--- Data for processing ---
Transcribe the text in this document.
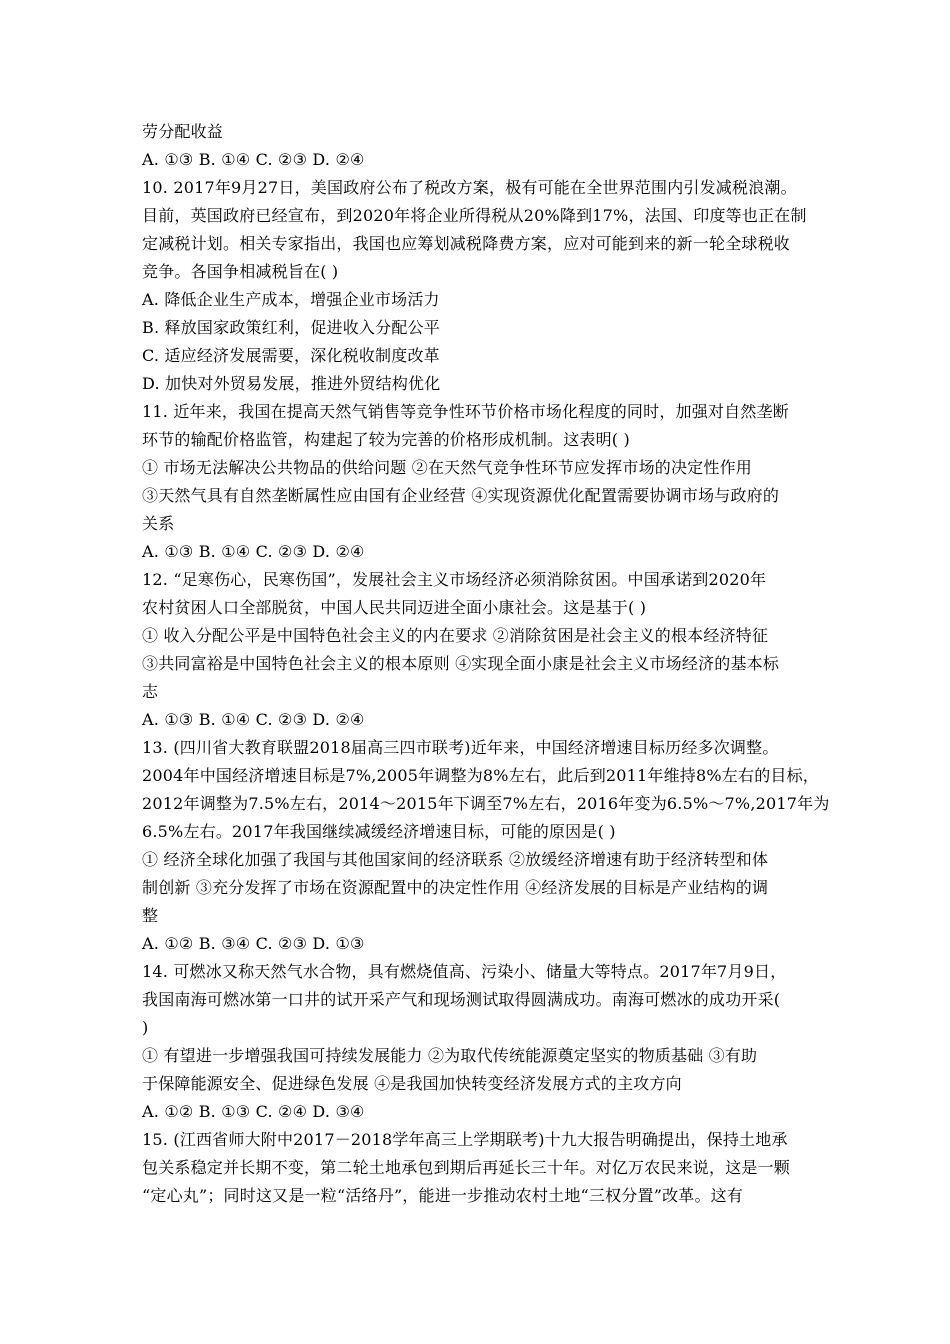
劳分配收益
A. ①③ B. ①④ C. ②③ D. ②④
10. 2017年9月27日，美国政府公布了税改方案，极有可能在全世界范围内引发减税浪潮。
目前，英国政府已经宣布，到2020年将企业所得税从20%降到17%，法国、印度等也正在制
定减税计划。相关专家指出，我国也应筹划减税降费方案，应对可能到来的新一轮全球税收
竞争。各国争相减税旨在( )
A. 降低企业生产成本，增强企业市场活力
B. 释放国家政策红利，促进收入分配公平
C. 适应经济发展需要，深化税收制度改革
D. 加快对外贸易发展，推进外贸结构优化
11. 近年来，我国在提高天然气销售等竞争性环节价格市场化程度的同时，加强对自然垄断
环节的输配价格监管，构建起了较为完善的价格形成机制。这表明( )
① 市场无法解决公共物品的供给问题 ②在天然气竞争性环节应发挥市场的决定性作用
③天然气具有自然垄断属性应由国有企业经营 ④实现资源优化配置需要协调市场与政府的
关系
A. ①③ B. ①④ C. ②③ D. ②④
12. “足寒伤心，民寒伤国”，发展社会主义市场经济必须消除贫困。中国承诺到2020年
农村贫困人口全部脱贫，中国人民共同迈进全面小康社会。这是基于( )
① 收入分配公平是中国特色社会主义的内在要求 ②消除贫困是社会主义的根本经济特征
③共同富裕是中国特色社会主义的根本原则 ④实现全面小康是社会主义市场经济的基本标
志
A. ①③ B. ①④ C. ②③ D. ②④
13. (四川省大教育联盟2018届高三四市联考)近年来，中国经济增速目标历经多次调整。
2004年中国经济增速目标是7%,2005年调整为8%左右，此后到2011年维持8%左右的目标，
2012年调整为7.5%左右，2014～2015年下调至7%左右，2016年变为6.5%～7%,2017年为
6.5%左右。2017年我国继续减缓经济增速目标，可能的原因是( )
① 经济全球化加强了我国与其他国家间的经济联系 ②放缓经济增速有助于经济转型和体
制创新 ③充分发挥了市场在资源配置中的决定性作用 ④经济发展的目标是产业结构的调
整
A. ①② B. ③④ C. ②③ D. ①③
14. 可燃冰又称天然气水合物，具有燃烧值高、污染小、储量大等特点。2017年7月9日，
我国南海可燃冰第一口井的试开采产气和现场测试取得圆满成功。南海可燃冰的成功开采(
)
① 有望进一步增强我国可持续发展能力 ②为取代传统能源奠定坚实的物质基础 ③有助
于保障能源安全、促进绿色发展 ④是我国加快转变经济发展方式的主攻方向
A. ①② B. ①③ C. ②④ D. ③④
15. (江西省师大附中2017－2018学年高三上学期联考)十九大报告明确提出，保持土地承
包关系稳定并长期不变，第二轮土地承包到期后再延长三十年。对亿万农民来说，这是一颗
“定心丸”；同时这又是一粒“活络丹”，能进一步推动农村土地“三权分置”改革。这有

--- What is being asked ---
Leave out the pictures and copy everything else in the records word for word.

--- Full answer ---
Transcribe the text in this document.
劳分配收益
A. ①③ B. ①④ C. ②③ D. ②④
10. 2017年9月27日，美国政府公布了税改方案，极有可能在全世界范围内引发减税浪潮。
目前，英国政府已经宣布，到2020年将企业所得税从20%降到17%，法国、印度等也正在制
定减税计划。相关专家指出，我国也应筹划减税降费方案，应对可能到来的新一轮全球税收
竞争。各国争相减税旨在( )
A. 降低企业生产成本，增强企业市场活力
B. 释放国家政策红利，促进收入分配公平
C. 适应经济发展需要，深化税收制度改革
D. 加快对外贸易发展，推进外贸结构优化
11. 近年来，我国在提高天然气销售等竞争性环节价格市场化程度的同时，加强对自然垄断
环节的输配价格监管，构建起了较为完善的价格形成机制。这表明( )
① 市场无法解决公共物品的供给问题 ②在天然气竞争性环节应发挥市场的决定性作用
③天然气具有自然垄断属性应由国有企业经营 ④实现资源优化配置需要协调市场与政府的
关系
A. ①③ B. ①④ C. ②③ D. ②④
12. “足寒伤心，民寒伤国”，发展社会主义市场经济必须消除贫困。中国承诺到2020年
农村贫困人口全部脱贫，中国人民共同迈进全面小康社会。这是基于( )
① 收入分配公平是中国特色社会主义的内在要求 ②消除贫困是社会主义的根本经济特征
③共同富裕是中国特色社会主义的根本原则 ④实现全面小康是社会主义市场经济的基本标
志
A. ①③ B. ①④ C. ②③ D. ②④
13. (四川省大教育联盟2018届高三四市联考)近年来，中国经济增速目标历经多次调整。
2004年中国经济增速目标是7%,2005年调整为8%左右，此后到2011年维持8%左右的目标，
2012年调整为7.5%左右，2014～2015年下调至7%左右，2016年变为6.5%～7%,2017年为
6.5%左右。2017年我国继续减缓经济增速目标，可能的原因是( )
① 经济全球化加强了我国与其他国家间的经济联系 ②放缓经济增速有助于经济转型和体
制创新 ③充分发挥了市场在资源配置中的决定性作用 ④经济发展的目标是产业结构的调
整
A. ①② B. ③④ C. ②③ D. ①③
14. 可燃冰又称天然气水合物，具有燃烧值高、污染小、储量大等特点。2017年7月9日，
我国南海可燃冰第一口井的试开采产气和现场测试取得圆满成功。南海可燃冰的成功开采(
)
① 有望进一步增强我国可持续发展能力 ②为取代传统能源奠定坚实的物质基础 ③有助
于保障能源安全、促进绿色发展 ④是我国加快转变经济发展方式的主攻方向
A. ①② B. ①③ C. ②④ D. ③④
15. (江西省师大附中2017－2018学年高三上学期联考)十九大报告明确提出，保持土地承
包关系稳定并长期不变，第二轮土地承包到期后再延长三十年。对亿万农民来说，这是一颗
“定心丸”；同时这又是一粒“活络丹”，能进一步推动农村土地“三权分置”改革。这有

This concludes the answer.